-- Start of Materials provided --
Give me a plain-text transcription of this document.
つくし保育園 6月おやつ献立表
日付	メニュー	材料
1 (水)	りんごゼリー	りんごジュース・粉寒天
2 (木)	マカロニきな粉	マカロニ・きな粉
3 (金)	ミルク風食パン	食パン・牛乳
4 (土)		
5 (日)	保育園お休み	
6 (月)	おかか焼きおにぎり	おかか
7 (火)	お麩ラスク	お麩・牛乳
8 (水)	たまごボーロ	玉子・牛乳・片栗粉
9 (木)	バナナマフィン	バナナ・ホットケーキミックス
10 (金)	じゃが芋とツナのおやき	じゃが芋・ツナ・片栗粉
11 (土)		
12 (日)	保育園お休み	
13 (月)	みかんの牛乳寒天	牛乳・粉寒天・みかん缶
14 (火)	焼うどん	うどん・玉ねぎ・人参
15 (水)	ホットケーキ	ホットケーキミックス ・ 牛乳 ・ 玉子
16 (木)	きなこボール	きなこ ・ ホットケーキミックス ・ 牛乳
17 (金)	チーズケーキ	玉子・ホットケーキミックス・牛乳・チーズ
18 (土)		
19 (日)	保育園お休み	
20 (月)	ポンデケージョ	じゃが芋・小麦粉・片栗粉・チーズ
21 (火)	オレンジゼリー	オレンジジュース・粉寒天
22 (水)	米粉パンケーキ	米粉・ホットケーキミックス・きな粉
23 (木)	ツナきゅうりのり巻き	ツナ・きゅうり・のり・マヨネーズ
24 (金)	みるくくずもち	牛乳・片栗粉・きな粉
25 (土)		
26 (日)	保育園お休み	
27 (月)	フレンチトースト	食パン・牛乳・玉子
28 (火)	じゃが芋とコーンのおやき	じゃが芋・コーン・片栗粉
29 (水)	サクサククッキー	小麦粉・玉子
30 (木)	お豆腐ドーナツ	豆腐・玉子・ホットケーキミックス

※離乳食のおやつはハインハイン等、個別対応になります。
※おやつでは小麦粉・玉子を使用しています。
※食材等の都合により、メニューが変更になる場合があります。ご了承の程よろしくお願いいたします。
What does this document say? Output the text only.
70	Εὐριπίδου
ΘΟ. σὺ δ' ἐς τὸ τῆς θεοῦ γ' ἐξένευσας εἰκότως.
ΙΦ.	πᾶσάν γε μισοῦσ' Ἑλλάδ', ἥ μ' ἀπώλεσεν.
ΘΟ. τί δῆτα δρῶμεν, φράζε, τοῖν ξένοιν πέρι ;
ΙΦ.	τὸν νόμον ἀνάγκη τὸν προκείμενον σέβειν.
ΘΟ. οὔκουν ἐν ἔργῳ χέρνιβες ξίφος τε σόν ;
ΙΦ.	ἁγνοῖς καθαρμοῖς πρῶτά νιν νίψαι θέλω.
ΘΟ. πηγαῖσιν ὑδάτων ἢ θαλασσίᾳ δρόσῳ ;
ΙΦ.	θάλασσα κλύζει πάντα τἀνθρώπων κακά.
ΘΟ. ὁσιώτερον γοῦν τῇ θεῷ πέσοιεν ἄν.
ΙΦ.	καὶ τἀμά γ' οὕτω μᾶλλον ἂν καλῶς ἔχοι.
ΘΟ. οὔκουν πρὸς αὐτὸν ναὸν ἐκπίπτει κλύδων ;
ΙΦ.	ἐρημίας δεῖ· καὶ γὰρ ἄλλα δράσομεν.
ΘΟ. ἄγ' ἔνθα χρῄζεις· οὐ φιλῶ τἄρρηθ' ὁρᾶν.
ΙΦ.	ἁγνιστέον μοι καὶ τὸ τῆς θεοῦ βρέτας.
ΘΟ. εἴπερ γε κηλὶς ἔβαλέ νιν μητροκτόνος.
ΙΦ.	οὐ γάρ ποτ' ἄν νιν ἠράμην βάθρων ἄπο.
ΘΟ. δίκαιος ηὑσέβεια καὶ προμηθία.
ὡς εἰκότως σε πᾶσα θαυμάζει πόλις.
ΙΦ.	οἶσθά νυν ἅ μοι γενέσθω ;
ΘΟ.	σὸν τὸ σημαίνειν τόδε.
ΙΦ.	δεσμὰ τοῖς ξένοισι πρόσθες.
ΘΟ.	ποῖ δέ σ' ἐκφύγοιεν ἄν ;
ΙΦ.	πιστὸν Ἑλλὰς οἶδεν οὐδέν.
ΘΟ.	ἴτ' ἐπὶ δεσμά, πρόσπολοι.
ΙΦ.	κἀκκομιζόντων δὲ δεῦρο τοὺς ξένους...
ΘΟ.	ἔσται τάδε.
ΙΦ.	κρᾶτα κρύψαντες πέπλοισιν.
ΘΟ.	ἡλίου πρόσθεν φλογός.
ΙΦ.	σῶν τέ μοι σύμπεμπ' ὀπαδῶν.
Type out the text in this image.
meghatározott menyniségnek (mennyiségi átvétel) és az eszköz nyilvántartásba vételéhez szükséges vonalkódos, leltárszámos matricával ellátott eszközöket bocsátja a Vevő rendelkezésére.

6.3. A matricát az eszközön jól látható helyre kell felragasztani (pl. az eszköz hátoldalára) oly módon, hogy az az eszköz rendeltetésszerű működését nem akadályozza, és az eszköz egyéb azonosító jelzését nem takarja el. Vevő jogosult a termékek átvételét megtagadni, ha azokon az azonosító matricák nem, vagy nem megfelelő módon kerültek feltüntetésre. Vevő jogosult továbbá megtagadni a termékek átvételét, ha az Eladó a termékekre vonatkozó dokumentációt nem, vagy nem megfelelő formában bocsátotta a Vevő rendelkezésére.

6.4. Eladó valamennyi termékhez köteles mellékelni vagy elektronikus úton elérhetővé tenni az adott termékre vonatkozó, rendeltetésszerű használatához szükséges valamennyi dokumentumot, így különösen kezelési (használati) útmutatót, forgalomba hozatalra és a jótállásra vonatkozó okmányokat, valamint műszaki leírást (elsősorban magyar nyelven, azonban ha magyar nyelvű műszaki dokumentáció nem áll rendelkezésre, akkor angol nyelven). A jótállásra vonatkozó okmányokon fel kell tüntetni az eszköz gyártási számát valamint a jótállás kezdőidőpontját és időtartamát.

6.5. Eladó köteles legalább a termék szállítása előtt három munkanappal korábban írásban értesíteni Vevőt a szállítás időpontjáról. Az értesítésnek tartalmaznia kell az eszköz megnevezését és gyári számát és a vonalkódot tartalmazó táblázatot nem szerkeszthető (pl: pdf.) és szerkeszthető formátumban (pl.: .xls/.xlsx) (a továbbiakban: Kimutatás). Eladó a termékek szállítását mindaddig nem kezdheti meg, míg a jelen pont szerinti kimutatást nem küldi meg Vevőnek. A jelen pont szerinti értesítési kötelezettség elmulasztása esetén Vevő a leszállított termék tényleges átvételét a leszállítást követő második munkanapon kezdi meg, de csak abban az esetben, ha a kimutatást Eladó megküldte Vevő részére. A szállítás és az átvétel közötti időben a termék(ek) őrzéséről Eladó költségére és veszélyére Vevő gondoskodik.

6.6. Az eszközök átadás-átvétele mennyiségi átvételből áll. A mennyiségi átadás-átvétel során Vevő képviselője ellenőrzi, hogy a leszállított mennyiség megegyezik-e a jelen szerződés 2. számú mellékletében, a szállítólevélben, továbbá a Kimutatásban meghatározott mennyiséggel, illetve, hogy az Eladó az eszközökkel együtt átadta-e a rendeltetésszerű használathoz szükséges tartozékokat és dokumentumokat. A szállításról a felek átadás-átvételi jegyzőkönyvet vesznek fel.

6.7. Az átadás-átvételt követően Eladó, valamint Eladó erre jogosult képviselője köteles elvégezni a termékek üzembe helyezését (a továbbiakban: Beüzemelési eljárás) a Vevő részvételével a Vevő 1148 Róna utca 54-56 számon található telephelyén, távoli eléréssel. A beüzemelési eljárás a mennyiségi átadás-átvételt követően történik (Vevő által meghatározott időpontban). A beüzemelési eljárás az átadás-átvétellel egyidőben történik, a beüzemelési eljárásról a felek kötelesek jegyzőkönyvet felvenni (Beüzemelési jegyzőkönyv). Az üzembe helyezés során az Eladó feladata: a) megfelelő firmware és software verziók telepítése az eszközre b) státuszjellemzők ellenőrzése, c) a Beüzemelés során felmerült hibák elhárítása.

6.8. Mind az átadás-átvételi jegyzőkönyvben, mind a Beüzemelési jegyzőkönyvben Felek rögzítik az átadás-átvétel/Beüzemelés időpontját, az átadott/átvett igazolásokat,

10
-- End of Materials provided --
## What you need to do
Write out every line of the listing that holds the word "továbbá".

## Full answer
6.3. A matricát az eszközön jól látható helyre kell felragasztani (pl. az eszköz hátoldalára) oly módon, hogy az az eszköz rendeltetésszerű működését nem akadályozza, és az eszköz egyéb azonosító jelzését nem takarja el. Vevő jogosult a termékek átvételét megtagadni, ha azokon az azonosító matricák nem, vagy nem megfelelő módon kerültek feltüntetésre. Vevő jogosult továbbá megtagadni a termékek átvételét, ha az Eladó a termékekre vonatkozó dokumentációt nem, vagy nem megfelelő formában bocsátotta a Vevő rendelkezésére.
6.6. Az eszközök átadás-átvétele mennyiségi átvételből áll. A mennyiségi átadás-átvétel során Vevő képviselője ellenőrzi, hogy a leszállított mennyiség megegyezik-e a jelen szerződés 2. számú mellékletében, a szállítólevélben, továbbá a Kimutatásban meghatározott mennyiséggel, illetve, hogy az Eladó az eszközökkel együtt átadta-e a rendeltetésszerű használathoz szükséges tartozékokat és dokumentumokat. A szállításról a felek átadás-átvételi jegyzőkönyvet vesznek fel.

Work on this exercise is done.